■ RECORDS TO PROCESS
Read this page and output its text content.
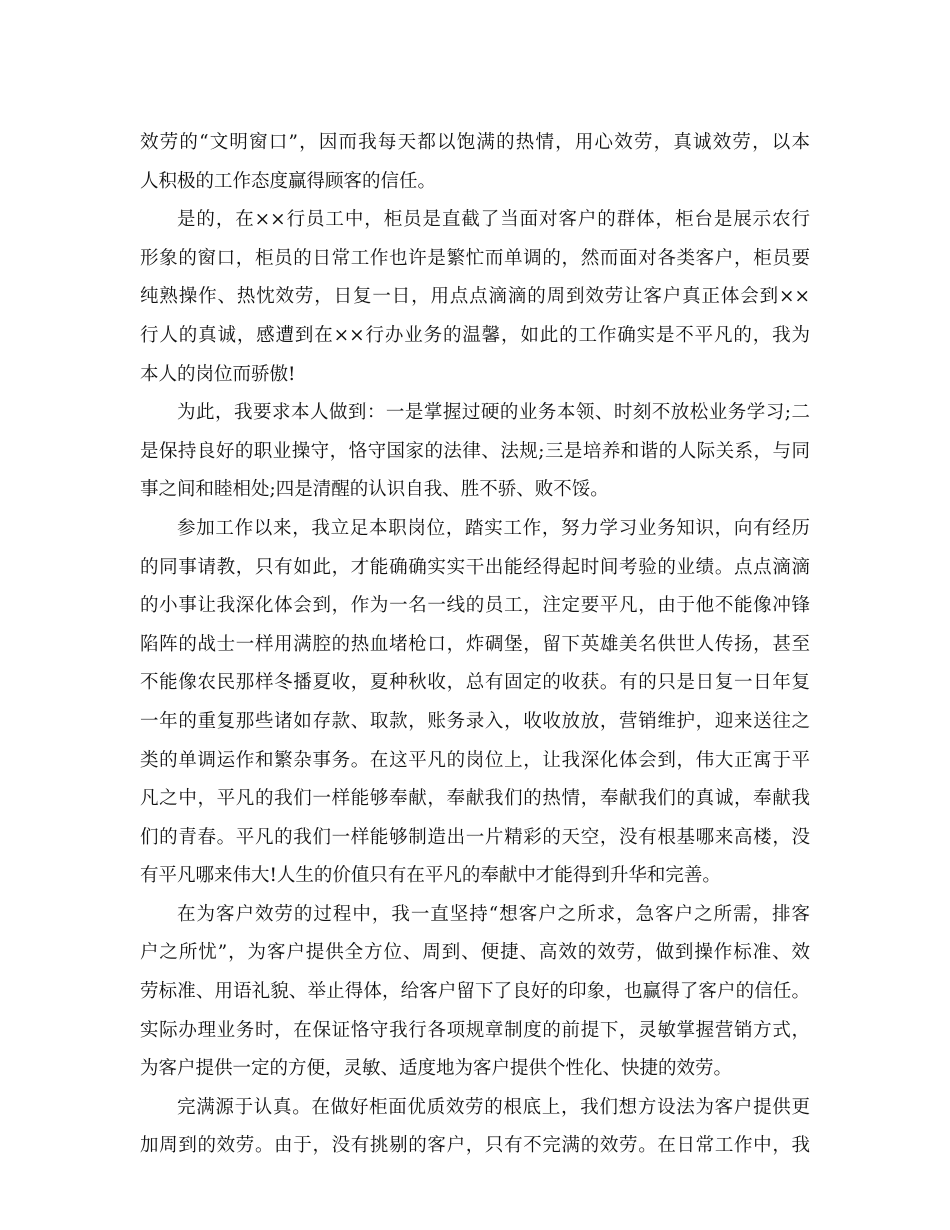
效劳的“文明窗口”，因而我每天都以饱满的热情，用心效劳，真诚效劳，以本
人积极的工作态度赢得顾客的信任。
是的，在××行员工中，柜员是直截了当面对客户的群体，柜台是展示农行
形象的窗口，柜员的日常工作也许是繁忙而单调的，然而面对各类客户，柜员要
纯熟操作、热忱效劳，日复一日，用点点滴滴的周到效劳让客户真正体会到××
行人的真诚，感遭到在××行办业务的温馨，如此的工作确实是不平凡的，我为
本人的岗位而骄傲!
为此，我要求本人做到：一是掌握过硬的业务本领、时刻不放松业务学习;二
是保持良好的职业操守，恪守国家的法律、法规;三是培养和谐的人际关系，与同
事之间和睦相处;四是清醒的认识自我、胜不骄、败不馁。
参加工作以来，我立足本职岗位，踏实工作，努力学习业务知识，向有经历
的同事请教，只有如此，才能确确实实干出能经得起时间考验的业绩。点点滴滴
的小事让我深化体会到，作为一名一线的员工，注定要平凡，由于他不能像冲锋
陷阵的战士一样用满腔的热血堵枪口，炸碉堡，留下英雄美名供世人传扬，甚至
不能像农民那样冬播夏收，夏种秋收，总有固定的收获。有的只是日复一日年复
一年的重复那些诸如存款、取款，账务录入，收收放放，营销维护，迎来送往之
类的单调运作和繁杂事务。在这平凡的岗位上，让我深化体会到，伟大正寓于平
凡之中，平凡的我们一样能够奉献，奉献我们的热情，奉献我们的真诚，奉献我
们的青春。平凡的我们一样能够制造出一片精彩的天空，没有根基哪来高楼，没
有平凡哪来伟大!人生的价值只有在平凡的奉献中才能得到升华和完善。
在为客户效劳的过程中，我一直坚持“想客户之所求，急客户之所需，排客
户之所忧”，为客户提供全方位、周到、便捷、高效的效劳，做到操作标准、效
劳标准、用语礼貌、举止得体，给客户留下了良好的印象，也赢得了客户的信任。
实际办理业务时，在保证恪守我行各项规章制度的前提下，灵敏掌握营销方式，
为客户提供一定的方便，灵敏、适度地为客户提供个性化、快捷的效劳。
完满源于认真。在做好柜面优质效劳的根底上，我们想方设法为客户提供更
加周到的效劳。由于，没有挑剔的客户，只有不完满的效劳。在日常工作中，我
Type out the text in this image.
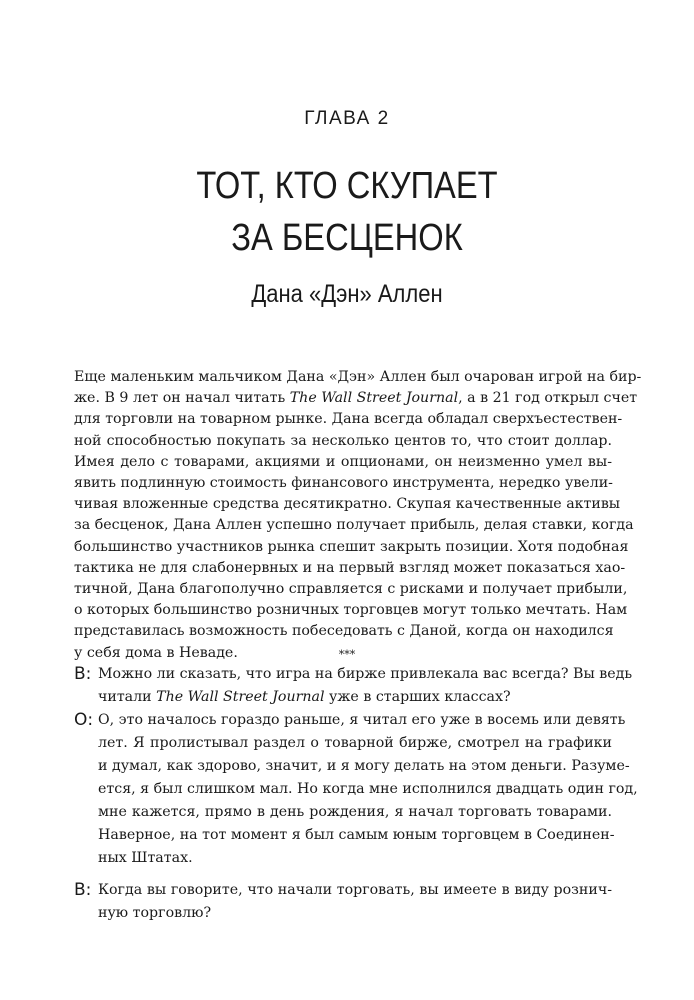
ГЛАВА 2
ТОТ, КТО СКУПАЕТ
ЗА БЕСЦЕНОК
Дана «Дэн» Аллен
Еще маленьким мальчиком Дана «Дэн» Аллен был очарован игрой на бир-
же. В 9 лет он начал читать The Wall Street Journal, а в 21 год открыл счет
для торговли на товарном рынке. Дана всегда обладал сверхъестествен-
ной способностью покупать за несколько центов то, что стоит доллар.
Имея дело с товарами, акциями и опционами, он неизменно умел вы-
явить подлинную стоимость финансового инструмента, нередко увели-
чивая вложенные средства десятикратно. Скупая качественные активы
за бесценок, Дана Аллен успешно получает прибыль, делая ставки, когда
большинство участников рынка спешит закрыть позиции. Хотя подобная
тактика не для слабонервных и на первый взгляд может показаться хао-
тичной, Дана благополучно справляется с рисками и получает прибыли,
о которых большинство розничных торговцев могут только мечтать. Нам
представилась возможность побеседовать с Даной, когда он находился
у себя дома в Неваде.	***
В: Можно ли сказать, что игра на бирже привлекала вас всегда? Вы ведь
читали The Wall Street Journal уже в старших классах?
О: О, это началось гораздо раньше, я читал его уже в восемь или девять
лет. Я пролистывал раздел о товарной бирже, смотрел на графики
и думал, как здорово, значит, и я могу делать на этом деньги. Разуме-
ется, я был слишком мал. Но когда мне исполнился двадцать один год,
мне кажется, прямо в день рождения, я начал торговать товарами.
Наверное, на тот момент я был самым юным торговцем в Соединен-
ных Штатах.
В: Когда вы говорите, что начали торговать, вы имеете в виду рознич-
ную торговлю?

■ WHAT YOU ARE ASKED TO DO
Sift through the entries and copy every line with "Wall".

■ OUTPUT FOR THIS TASK
же. В 9 лет он начал читать The Wall Street Journal, а в 21 год открыл счет
читали The Wall Street Journal уже в старших классах?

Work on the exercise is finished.